> WHAT THIS TASK INVOLVES:
Work through the material below and count the lines holding the word "does"; give that count and nothing more.

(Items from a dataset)
● ● ● ● ● ● ●
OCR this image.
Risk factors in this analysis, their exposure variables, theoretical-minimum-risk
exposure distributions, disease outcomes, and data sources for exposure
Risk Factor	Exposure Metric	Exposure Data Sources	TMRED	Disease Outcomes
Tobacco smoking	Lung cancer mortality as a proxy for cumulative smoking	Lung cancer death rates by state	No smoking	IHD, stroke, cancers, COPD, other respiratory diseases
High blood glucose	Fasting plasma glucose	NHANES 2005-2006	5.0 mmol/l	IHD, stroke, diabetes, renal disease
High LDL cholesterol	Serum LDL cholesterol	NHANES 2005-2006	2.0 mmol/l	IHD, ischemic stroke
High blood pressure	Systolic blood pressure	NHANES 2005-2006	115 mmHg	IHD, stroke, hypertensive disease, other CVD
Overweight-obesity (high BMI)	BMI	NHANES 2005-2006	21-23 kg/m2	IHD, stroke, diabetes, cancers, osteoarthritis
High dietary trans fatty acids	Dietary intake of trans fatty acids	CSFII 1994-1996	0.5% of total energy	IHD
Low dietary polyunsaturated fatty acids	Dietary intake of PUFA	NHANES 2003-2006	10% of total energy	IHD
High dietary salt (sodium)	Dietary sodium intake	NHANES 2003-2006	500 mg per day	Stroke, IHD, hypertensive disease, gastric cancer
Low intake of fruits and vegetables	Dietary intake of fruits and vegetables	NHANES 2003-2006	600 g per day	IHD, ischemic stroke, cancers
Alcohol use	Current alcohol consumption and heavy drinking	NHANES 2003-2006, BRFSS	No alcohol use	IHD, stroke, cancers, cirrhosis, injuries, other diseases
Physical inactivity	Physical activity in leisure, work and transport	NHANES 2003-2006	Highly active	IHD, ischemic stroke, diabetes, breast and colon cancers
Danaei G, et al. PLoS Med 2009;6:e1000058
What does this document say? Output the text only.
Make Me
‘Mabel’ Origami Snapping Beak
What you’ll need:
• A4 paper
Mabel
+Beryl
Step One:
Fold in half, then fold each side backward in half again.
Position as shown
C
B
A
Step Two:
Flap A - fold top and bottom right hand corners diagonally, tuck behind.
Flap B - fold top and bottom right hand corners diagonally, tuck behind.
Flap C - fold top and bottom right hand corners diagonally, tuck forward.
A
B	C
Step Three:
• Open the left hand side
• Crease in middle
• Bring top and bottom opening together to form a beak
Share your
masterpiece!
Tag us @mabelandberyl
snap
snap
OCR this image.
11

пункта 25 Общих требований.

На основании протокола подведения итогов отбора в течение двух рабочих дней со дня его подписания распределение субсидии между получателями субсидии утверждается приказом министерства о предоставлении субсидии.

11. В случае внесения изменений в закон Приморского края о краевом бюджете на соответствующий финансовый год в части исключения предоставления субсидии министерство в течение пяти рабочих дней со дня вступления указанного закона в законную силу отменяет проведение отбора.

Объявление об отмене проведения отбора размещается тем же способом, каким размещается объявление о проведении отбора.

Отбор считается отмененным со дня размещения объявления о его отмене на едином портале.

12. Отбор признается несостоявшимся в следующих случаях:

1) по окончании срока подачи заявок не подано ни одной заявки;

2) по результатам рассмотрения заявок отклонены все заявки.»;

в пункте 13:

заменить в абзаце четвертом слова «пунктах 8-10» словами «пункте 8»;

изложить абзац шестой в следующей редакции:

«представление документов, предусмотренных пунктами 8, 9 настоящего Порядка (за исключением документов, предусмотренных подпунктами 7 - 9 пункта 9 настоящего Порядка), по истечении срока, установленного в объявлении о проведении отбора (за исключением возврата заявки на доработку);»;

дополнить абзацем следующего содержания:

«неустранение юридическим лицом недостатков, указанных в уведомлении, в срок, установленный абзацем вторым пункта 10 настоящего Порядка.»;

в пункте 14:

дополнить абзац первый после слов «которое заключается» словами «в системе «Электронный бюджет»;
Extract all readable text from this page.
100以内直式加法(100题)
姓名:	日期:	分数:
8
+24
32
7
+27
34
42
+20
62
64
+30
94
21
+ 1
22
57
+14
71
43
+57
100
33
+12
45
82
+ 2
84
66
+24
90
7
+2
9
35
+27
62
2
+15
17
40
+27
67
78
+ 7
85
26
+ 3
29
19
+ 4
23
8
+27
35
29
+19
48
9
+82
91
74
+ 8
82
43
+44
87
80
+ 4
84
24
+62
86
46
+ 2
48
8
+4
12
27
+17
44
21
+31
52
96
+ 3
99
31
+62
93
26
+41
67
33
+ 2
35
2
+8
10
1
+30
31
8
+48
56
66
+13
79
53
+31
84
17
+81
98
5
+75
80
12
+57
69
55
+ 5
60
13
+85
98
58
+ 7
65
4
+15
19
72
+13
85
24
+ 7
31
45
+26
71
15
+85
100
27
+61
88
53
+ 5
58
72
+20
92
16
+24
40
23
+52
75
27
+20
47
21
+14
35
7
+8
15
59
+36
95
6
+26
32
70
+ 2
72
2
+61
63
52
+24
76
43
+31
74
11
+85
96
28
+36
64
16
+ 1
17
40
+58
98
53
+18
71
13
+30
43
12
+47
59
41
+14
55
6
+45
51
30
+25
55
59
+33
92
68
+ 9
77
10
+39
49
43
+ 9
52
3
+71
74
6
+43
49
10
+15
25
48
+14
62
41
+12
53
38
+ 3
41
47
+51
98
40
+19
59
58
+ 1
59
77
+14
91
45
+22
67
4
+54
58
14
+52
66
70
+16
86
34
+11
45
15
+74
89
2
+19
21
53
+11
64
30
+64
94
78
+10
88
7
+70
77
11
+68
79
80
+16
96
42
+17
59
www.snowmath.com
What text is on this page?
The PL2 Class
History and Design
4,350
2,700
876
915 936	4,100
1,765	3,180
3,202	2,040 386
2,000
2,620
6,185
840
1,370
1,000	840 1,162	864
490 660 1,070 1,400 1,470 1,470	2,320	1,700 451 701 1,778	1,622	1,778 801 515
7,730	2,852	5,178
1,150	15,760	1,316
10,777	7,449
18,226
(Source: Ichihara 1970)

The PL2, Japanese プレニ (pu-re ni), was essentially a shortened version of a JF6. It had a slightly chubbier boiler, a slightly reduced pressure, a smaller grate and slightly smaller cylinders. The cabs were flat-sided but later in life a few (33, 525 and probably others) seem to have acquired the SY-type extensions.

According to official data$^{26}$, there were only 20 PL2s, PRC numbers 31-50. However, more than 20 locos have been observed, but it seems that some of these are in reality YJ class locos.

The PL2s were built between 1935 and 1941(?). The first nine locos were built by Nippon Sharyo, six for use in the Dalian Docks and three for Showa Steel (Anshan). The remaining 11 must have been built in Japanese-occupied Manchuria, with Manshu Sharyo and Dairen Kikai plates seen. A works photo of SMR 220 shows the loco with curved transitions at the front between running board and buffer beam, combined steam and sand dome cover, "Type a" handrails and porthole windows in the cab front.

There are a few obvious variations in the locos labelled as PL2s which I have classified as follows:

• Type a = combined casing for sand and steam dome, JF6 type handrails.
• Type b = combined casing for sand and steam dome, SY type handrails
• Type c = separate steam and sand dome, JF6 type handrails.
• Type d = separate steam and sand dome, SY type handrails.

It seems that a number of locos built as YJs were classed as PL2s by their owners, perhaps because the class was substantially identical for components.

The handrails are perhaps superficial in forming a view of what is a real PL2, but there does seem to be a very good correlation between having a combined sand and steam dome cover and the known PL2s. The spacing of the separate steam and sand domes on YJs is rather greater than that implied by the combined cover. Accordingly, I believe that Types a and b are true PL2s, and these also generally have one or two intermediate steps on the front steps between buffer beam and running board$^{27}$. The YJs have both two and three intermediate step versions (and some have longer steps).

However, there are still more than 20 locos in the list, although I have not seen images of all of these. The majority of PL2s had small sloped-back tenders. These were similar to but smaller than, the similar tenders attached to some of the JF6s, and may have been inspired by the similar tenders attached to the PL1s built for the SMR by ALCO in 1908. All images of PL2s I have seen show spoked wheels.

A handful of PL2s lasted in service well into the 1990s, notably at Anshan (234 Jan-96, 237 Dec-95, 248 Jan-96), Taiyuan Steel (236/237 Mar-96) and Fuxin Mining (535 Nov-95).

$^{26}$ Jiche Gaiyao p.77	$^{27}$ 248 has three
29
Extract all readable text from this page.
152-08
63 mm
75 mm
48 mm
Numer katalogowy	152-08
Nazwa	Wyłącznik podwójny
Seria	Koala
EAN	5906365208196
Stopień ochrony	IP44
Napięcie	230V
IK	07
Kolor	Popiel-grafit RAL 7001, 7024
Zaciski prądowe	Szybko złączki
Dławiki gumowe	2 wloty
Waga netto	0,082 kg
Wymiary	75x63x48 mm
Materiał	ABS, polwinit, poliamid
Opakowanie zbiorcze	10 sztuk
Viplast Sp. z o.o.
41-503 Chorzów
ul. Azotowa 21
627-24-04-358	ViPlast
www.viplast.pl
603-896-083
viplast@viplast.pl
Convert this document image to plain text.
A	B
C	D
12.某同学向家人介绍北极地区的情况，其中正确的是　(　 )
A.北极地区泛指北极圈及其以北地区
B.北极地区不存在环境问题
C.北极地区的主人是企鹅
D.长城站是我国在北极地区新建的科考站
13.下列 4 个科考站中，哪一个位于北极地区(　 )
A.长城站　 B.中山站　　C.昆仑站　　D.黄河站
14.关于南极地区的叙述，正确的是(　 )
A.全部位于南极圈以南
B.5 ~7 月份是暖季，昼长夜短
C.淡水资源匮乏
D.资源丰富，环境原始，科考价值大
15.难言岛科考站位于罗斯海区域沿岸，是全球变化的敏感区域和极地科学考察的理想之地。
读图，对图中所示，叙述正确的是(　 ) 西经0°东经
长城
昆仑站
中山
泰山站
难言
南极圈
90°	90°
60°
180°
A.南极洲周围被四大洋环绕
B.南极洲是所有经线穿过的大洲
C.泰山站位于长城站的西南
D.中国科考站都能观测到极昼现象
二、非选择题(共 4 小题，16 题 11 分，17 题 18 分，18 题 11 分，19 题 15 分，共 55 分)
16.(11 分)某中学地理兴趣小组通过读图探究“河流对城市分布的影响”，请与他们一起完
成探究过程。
● ● ● ● ● ● ●
> PROBLEM SOLUTION:
2